→ **Set task**
Records follow. Pull out every line that contains "پروژه".

*-*-*

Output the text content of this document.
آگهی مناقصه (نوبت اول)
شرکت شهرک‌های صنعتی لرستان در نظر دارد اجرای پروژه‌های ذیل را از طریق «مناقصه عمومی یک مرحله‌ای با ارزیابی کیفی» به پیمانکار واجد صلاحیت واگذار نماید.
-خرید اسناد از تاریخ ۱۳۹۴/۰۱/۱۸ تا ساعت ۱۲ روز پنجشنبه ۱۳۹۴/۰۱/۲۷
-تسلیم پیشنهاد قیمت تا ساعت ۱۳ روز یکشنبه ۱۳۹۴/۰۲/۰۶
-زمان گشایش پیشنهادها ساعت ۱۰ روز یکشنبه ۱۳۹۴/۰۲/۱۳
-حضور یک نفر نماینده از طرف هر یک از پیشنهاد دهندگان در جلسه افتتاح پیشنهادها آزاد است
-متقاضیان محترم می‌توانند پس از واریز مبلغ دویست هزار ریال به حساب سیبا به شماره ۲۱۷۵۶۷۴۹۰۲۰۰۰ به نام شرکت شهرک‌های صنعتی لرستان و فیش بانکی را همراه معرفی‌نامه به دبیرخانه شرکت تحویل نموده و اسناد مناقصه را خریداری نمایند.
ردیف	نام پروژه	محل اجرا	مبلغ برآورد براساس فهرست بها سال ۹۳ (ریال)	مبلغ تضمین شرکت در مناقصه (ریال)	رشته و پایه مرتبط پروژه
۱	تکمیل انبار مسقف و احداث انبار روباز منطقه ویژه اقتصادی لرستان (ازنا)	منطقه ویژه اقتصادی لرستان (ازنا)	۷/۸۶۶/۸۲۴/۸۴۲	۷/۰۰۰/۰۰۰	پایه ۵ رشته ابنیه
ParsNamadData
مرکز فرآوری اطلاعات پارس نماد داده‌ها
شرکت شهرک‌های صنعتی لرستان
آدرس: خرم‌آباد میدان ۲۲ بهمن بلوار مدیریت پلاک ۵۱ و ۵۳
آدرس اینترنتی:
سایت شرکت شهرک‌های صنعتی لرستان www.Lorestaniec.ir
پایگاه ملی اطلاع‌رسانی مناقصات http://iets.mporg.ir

*-*-*

→ **Final result**
شرکت شهرک‌های صنعتی لرستان در نظر دارد اجرای پروژه‌های ذیل را از طریق «مناقصه عمومی یک مرحله‌ای با ارزیابی کیفی» به پیمانکار واجد صلاحیت واگذار نماید.
ردیف	نام پروژه	محل اجرا	مبلغ برآورد براساس فهرست بها سال ۹۳ (ریال)	مبلغ تضمین شرکت در مناقصه (ریال)	رشته و پایه مرتبط پروژه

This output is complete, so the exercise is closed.